Before we lament that the 24-year dry spell in new PTSD medication will continue, it’s important to take a step back and examine whether we even need a pharmacological “magic pill.”

Medications Aren’t The First Line Treatment for PTSD Anyway – Here’s Why 

Medication is not recommended in the clinical literature as a first-line treatment for PTSD. The reality is that survivors can achieve long-term recovery through effective therapies like CPT and PE without requiring medication at all.

Medications such as sertraline, paroxetine, and venlafaxine can improve PTSD symptoms, but are not known to lead to permanent remission, while first-line therapies like CPT and PE lead to improvements that remain durable for up to 10 years or more. Medications may improve the responses to trauma therapy, and are often recommended to complement therapy, but are not sufficient treatment on their own. This is likely why the parent company of MDMA-assisted psychotherapy paired the MDMA with a therapy. 

Existing Treatments Work Just As Well (Or Better) Than MDMA

Despite the media narratives touting MDMA-AT as a breakthrough for PTSD, the outcomes data is simply lacking. The FDA advisory panel that voted to reject MDMA-AT pointed to this (lack of) data when it requested a new phase 3 study. The journal Psychopharmacology just retracted 3 MDMA-related papers due to ethics violations. While there are a number of concerns about the quality of the studies, even if the data were correct, MDMA-AT is only more effective when compared to medications, not the most effective treatments. 

When MDMA-AT data is compared to PTSD psychotherapies, the research does not show better effects.  Researchers often consider the concept of effect size – the higher the effect size, the better. The effect size of MDMA-assisted psychotherapy is the same as the effect size of CPT and PE, and it is much more time-intensive and poses safety risks to the patient. The MDMA-AT protocol takes about 42 hours of therapy with sessions that last 6-8 hours each time, while current therapies take 10-15 hours in total. MDMA can also cause cardiovascular risk in patients.

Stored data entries
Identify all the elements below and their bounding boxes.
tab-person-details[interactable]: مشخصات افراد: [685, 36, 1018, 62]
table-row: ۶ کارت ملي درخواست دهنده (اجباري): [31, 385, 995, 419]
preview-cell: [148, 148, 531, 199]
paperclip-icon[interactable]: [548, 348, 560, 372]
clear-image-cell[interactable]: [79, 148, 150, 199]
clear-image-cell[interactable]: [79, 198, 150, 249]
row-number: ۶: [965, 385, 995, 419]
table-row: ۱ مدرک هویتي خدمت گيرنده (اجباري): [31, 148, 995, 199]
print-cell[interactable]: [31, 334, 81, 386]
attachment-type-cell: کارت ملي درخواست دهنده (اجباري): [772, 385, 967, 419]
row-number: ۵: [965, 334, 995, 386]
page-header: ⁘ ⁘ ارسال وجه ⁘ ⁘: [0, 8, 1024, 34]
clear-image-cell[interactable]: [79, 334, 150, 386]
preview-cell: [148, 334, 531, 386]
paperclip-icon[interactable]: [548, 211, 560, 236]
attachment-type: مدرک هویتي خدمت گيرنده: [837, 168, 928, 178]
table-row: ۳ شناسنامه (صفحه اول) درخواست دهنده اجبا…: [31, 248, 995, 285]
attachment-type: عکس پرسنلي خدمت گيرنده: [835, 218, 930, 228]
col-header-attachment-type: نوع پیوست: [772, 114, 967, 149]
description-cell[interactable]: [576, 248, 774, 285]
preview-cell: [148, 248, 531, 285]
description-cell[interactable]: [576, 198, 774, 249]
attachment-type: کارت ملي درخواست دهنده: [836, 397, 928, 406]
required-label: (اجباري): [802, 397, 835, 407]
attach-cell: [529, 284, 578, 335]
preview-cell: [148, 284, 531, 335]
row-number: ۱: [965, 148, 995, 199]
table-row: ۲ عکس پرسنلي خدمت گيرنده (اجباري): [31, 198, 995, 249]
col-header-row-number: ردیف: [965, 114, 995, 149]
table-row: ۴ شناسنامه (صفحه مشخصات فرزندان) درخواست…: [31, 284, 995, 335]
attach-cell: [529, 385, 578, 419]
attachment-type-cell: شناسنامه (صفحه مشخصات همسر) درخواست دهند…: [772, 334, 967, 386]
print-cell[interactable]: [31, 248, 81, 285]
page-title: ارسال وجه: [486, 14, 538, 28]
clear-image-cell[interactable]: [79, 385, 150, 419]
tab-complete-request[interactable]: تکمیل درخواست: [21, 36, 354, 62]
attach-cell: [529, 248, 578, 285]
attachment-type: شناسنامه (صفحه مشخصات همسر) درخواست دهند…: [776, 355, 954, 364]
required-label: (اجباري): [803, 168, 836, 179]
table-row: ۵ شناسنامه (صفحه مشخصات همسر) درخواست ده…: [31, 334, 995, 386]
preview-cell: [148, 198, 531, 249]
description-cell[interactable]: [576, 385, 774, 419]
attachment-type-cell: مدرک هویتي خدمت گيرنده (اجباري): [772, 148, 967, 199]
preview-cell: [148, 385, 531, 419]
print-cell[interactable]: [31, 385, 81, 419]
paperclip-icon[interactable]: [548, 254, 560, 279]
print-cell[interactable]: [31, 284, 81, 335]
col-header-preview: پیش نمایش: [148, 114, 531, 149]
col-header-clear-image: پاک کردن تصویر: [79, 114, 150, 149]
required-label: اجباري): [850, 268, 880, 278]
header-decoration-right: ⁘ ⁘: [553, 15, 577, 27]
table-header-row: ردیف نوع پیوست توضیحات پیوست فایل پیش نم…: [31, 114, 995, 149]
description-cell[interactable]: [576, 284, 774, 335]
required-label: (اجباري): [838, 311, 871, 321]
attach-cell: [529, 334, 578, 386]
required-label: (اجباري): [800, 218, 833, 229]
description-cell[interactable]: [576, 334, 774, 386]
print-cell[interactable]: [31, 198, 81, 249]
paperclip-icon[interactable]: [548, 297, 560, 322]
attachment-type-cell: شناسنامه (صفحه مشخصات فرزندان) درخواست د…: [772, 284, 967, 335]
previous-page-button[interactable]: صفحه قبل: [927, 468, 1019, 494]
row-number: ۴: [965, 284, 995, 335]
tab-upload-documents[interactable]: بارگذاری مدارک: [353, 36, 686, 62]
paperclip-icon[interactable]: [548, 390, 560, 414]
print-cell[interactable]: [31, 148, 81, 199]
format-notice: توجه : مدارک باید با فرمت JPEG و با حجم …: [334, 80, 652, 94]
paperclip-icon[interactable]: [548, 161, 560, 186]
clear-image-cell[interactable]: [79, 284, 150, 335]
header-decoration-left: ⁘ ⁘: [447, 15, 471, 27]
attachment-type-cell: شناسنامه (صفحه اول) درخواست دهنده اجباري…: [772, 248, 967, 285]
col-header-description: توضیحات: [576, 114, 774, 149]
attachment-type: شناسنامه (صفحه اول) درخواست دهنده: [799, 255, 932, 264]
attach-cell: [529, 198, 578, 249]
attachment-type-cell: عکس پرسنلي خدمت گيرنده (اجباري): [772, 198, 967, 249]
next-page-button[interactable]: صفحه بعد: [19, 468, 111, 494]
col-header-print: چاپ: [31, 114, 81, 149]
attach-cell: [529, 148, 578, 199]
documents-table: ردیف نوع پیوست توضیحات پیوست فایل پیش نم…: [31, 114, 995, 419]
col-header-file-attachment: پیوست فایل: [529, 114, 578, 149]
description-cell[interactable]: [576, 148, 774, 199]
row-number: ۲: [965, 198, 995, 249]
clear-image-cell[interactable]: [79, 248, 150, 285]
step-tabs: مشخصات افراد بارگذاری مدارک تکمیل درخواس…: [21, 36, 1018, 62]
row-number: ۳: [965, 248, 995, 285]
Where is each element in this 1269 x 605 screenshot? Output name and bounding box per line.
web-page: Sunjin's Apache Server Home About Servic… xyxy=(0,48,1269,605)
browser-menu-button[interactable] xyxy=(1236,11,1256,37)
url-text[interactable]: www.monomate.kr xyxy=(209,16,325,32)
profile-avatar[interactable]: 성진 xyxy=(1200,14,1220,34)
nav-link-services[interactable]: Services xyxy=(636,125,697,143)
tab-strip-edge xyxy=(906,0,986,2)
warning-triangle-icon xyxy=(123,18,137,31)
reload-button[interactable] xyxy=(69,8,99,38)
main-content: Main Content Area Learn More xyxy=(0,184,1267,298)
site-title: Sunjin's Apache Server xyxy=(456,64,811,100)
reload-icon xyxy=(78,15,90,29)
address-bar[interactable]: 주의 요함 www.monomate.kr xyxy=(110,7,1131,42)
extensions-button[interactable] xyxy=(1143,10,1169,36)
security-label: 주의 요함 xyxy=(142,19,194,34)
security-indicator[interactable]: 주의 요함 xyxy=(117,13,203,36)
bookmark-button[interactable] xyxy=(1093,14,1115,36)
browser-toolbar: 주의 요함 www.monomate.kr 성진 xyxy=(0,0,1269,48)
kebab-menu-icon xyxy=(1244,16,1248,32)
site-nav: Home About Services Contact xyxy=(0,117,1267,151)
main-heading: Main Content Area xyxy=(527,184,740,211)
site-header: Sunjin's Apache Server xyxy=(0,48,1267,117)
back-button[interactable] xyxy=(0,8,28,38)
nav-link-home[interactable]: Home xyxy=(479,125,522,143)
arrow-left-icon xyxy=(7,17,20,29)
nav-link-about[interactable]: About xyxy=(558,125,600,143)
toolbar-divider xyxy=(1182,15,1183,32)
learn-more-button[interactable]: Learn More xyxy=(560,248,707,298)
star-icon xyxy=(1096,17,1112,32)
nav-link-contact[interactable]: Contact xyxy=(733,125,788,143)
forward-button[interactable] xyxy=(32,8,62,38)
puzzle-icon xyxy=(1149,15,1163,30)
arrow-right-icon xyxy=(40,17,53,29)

TASK ITEM: In the text on PTSD treatment, about how many hours of therapy does the MDMA-AT protocol take?

RESPONSE AREA: About 42 hours.